### EXERCISE PROMPT
The entries below should be output exactly as written.

══ DATA FOR THIS TASK ══

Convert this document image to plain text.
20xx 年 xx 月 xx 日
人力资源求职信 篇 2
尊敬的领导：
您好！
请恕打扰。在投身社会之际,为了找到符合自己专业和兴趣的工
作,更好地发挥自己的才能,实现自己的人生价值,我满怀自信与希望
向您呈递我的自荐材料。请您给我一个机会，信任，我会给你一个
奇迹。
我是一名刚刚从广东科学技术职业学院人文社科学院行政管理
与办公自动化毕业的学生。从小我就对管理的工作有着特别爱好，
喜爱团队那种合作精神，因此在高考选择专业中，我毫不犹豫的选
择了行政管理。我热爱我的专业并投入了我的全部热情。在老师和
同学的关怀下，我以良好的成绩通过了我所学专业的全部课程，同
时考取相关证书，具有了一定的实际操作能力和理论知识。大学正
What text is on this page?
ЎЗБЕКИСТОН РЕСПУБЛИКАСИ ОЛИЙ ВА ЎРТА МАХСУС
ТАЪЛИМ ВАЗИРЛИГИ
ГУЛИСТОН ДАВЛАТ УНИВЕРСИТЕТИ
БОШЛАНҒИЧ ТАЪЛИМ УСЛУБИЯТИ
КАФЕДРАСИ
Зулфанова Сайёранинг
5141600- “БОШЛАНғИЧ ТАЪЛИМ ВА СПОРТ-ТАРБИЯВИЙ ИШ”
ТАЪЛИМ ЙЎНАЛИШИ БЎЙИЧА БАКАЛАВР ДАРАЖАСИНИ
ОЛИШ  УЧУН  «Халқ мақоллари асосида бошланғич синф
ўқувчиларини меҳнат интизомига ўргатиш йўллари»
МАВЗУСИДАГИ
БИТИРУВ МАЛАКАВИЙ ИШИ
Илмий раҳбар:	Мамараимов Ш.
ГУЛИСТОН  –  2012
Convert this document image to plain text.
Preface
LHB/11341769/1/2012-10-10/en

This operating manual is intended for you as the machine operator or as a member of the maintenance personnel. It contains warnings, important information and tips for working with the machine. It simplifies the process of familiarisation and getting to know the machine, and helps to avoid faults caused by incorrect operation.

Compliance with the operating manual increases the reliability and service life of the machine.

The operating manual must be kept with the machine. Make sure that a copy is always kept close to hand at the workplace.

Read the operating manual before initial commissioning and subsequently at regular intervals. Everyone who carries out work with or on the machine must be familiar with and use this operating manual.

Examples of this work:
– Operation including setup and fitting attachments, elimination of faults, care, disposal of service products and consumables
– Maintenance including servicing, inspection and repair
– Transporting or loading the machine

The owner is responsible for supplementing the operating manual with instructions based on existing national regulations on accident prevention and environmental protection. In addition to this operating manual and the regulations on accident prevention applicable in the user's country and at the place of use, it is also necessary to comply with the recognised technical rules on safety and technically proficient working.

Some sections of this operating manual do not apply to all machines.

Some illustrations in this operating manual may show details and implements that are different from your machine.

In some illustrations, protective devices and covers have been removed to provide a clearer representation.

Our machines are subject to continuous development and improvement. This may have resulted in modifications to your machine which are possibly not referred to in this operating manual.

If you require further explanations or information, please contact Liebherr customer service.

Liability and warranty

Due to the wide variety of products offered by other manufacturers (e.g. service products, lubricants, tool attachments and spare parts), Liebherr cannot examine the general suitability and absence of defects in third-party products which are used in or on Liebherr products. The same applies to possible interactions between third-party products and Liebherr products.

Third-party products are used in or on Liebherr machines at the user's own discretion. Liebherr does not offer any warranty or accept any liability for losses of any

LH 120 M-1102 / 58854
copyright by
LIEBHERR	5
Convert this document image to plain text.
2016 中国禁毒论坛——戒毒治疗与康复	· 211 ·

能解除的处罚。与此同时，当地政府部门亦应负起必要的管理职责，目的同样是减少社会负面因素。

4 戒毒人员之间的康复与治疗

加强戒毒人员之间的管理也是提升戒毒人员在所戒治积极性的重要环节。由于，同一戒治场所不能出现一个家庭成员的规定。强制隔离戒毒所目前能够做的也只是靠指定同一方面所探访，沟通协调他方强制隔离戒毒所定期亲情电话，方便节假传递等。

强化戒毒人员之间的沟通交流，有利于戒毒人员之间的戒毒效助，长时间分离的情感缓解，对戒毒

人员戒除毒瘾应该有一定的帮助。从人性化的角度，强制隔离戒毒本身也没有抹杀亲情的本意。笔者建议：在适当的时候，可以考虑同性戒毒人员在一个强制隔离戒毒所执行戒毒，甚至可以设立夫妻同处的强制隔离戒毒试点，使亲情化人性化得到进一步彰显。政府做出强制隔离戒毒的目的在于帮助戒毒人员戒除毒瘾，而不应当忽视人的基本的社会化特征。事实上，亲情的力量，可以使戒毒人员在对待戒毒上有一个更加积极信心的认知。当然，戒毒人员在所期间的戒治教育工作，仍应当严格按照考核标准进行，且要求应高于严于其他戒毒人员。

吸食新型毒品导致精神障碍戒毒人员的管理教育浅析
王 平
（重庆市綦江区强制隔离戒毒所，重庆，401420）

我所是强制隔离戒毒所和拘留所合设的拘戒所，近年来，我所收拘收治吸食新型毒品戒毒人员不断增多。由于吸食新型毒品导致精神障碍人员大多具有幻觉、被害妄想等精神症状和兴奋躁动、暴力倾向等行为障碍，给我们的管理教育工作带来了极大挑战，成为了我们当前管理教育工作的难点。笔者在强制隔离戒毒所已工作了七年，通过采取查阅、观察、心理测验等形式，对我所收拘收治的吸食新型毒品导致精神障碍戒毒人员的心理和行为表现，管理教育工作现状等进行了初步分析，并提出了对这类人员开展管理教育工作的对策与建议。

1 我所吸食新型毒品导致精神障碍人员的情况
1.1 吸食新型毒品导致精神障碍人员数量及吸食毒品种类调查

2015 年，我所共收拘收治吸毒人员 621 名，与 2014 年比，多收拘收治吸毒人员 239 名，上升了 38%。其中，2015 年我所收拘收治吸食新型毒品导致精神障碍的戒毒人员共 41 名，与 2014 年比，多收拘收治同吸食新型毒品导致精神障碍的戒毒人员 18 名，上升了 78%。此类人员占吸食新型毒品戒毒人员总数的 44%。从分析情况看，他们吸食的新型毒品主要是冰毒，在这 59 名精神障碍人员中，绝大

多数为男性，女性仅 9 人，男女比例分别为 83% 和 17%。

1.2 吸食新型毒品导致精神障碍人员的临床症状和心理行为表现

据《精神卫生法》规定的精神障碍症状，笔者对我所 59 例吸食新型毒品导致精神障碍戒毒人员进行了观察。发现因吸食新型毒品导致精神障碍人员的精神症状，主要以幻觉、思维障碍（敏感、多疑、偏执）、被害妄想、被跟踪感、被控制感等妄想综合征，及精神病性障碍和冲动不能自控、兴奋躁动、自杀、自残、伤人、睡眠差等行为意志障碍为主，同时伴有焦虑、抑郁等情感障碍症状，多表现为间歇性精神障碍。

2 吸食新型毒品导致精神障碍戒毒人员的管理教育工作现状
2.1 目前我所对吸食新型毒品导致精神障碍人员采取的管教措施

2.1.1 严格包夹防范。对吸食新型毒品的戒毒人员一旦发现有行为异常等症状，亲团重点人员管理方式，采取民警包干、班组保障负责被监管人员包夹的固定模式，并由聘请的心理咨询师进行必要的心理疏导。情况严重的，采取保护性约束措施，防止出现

═══

### FINISHED ANSWER
Convert this document image to plain text.
20xx 年 xx 月 xx 日
人力资源求职信 篇 2
尊敬的领导：
您好！
请恕打扰。在投身社会之际,为了找到符合自己专业和兴趣的工
作,更好地发挥自己的才能,实现自己的人生价值,我满怀自信与希望
向您呈递我的自荐材料。请您给我一个机会，信任，我会给你一个
奇迹。
我是一名刚刚从广东科学技术职业学院人文社科学院行政管理
与办公自动化毕业的学生。从小我就对管理的工作有着特别爱好，
喜爱团队那种合作精神，因此在高考选择专业中，我毫不犹豫的选
择了行政管理。我热爱我的专业并投入了我的全部热情。在老师和
同学的关怀下，我以良好的成绩通过了我所学专业的全部课程，同
时考取相关证书，具有了一定的实际操作能力和理论知识。大学正
What text is on this page?
ЎЗБЕКИСТОН РЕСПУБЛИКАСИ ОЛИЙ ВА ЎРТА МАХСУС
ТАЪЛИМ ВАЗИРЛИГИ
ГУЛИСТОН ДАВЛАТ УНИВЕРСИТЕТИ
БОШЛАНҒИЧ ТАЪЛИМ УСЛУБИЯТИ
КАФЕДРАСИ
Зулфанова Сайёранинг
5141600- “БОШЛАНғИЧ ТАЪЛИМ ВА СПОРТ-ТАРБИЯВИЙ ИШ”
ТАЪЛИМ ЙЎНАЛИШИ БЎЙИЧА БАКАЛАВР ДАРАЖАСИНИ
ОЛИШ  УЧУН  «Халқ мақоллари асосида бошланғич синф
ўқувчиларини меҳнат интизомига ўргатиш йўллари»
МАВЗУСИДАГИ
БИТИРУВ МАЛАКАВИЙ ИШИ
Илмий раҳбар:	Мамараимов Ш.
ГУЛИСТОН  –  2012
Convert this document image to plain text.
Preface
LHB/11341769/1/2012-10-10/en

This operating manual is intended for you as the machine operator or as a member of the maintenance personnel. It contains warnings, important information and tips for working with the machine. It simplifies the process of familiarisation and getting to know the machine, and helps to avoid faults caused by incorrect operation.

Compliance with the operating manual increases the reliability and service life of the machine.

The operating manual must be kept with the machine. Make sure that a copy is always kept close to hand at the workplace.

Read the operating manual before initial commissioning and subsequently at regular intervals. Everyone who carries out work with or on the machine must be familiar with and use this operating manual.

Examples of this work:
– Operation including setup and fitting attachments, elimination of faults, care, disposal of service products and consumables
– Maintenance including servicing, inspection and repair
– Transporting or loading the machine

The owner is responsible for supplementing the operating manual with instructions based on existing national regulations on accident prevention and environmental protection. In addition to this operating manual and the regulations on accident prevention applicable in the user's country and at the place of use, it is also necessary to comply with the recognised technical rules on safety and technically proficient working.

Some sections of this operating manual do not apply to all machines.

Some illustrations in this operating manual may show details and implements that are different from your machine.

In some illustrations, protective devices and covers have been removed to provide a clearer representation.

Our machines are subject to continuous development and improvement. This may have resulted in modifications to your machine which are possibly not referred to in this operating manual.

If you require further explanations or information, please contact Liebherr customer service.

Liability and warranty

Due to the wide variety of products offered by other manufacturers (e.g. service products, lubricants, tool attachments and spare parts), Liebherr cannot examine the general suitability and absence of defects in third-party products which are used in or on Liebherr products. The same applies to possible interactions between third-party products and Liebherr products.

Third-party products are used in or on Liebherr machines at the user's own discretion. Liebherr does not offer any warranty or accept any liability for losses of any

LH 120 M-1102 / 58854
copyright by
LIEBHERR	5
Convert this document image to plain text.
2016 中国禁毒论坛——戒毒治疗与康复	· 211 ·

能解除的处罚。与此同时，当地政府部门亦应负起必要的管理职责，目的同样是减少社会负面因素。

4 戒毒人员之间的康复与治疗

加强戒毒人员之间的管理也是提升戒毒人员在所戒治积极性的重要环节。由于，同一戒治场所不能出现一个家庭成员的规定。强制隔离戒毒所目前能够做的也只是靠指定同一方面所探访，沟通协调他方强制隔离戒毒所定期亲情电话，方便节假传递等。

强化戒毒人员之间的沟通交流，有利于戒毒人员之间的戒毒效助，长时间分离的情感缓解，对戒毒

人员戒除毒瘾应该有一定的帮助。从人性化的角度，强制隔离戒毒本身也没有抹杀亲情的本意。笔者建议：在适当的时候，可以考虑同性戒毒人员在一个强制隔离戒毒所执行戒毒，甚至可以设立夫妻同处的强制隔离戒毒试点，使亲情化人性化得到进一步彰显。政府做出强制隔离戒毒的目的在于帮助戒毒人员戒除毒瘾，而不应当忽视人的基本的社会化特征。事实上，亲情的力量，可以使戒毒人员在对待戒毒上有一个更加积极信心的认知。当然，戒毒人员在所期间的戒治教育工作，仍应当严格按照考核标准进行，且要求应高于严于其他戒毒人员。

吸食新型毒品导致精神障碍戒毒人员的管理教育浅析
王 平
（重庆市綦江区强制隔离戒毒所，重庆，401420）

我所是强制隔离戒毒所和拘留所合设的拘戒所，近年来，我所收拘收治吸食新型毒品戒毒人员不断增多。由于吸食新型毒品导致精神障碍人员大多具有幻觉、被害妄想等精神症状和兴奋躁动、暴力倾向等行为障碍，给我们的管理教育工作带来了极大挑战，成为了我们当前管理教育工作的难点。笔者在强制隔离戒毒所已工作了七年，通过采取查阅、观察、心理测验等形式，对我所收拘收治的吸食新型毒品导致精神障碍戒毒人员的心理和行为表现，管理教育工作现状等进行了初步分析，并提出了对这类人员开展管理教育工作的对策与建议。

1 我所吸食新型毒品导致精神障碍人员的情况
1.1 吸食新型毒品导致精神障碍人员数量及吸食毒品种类调查

2015 年，我所共收拘收治吸毒人员 621 名，与 2014 年比，多收拘收治吸毒人员 239 名，上升了 38%。其中，2015 年我所收拘收治吸食新型毒品导致精神障碍的戒毒人员共 41 名，与 2014 年比，多收拘收治同吸食新型毒品导致精神障碍的戒毒人员 18 名，上升了 78%。此类人员占吸食新型毒品戒毒人员总数的 44%。从分析情况看，他们吸食的新型毒品主要是冰毒，在这 59 名精神障碍人员中，绝大

多数为男性，女性仅 9 人，男女比例分别为 83% 和 17%。

1.2 吸食新型毒品导致精神障碍人员的临床症状和心理行为表现

据《精神卫生法》规定的精神障碍症状，笔者对我所 59 例吸食新型毒品导致精神障碍戒毒人员进行了观察。发现因吸食新型毒品导致精神障碍人员的精神症状，主要以幻觉、思维障碍（敏感、多疑、偏执）、被害妄想、被跟踪感、被控制感等妄想综合征，及精神病性障碍和冲动不能自控、兴奋躁动、自杀、自残、伤人、睡眠差等行为意志障碍为主，同时伴有焦虑、抑郁等情感障碍症状，多表现为间歇性精神障碍。

2 吸食新型毒品导致精神障碍戒毒人员的管理教育工作现状
2.1 目前我所对吸食新型毒品导致精神障碍人员采取的管教措施

2.1.1 严格包夹防范。对吸食新型毒品的戒毒人员一旦发现有行为异常等症状，亲团重点人员管理方式，采取民警包干、班组保障负责被监管人员包夹的固定模式，并由聘请的心理咨询师进行必要的心理疏导。情况严重的，采取保护性约束措施，防止出现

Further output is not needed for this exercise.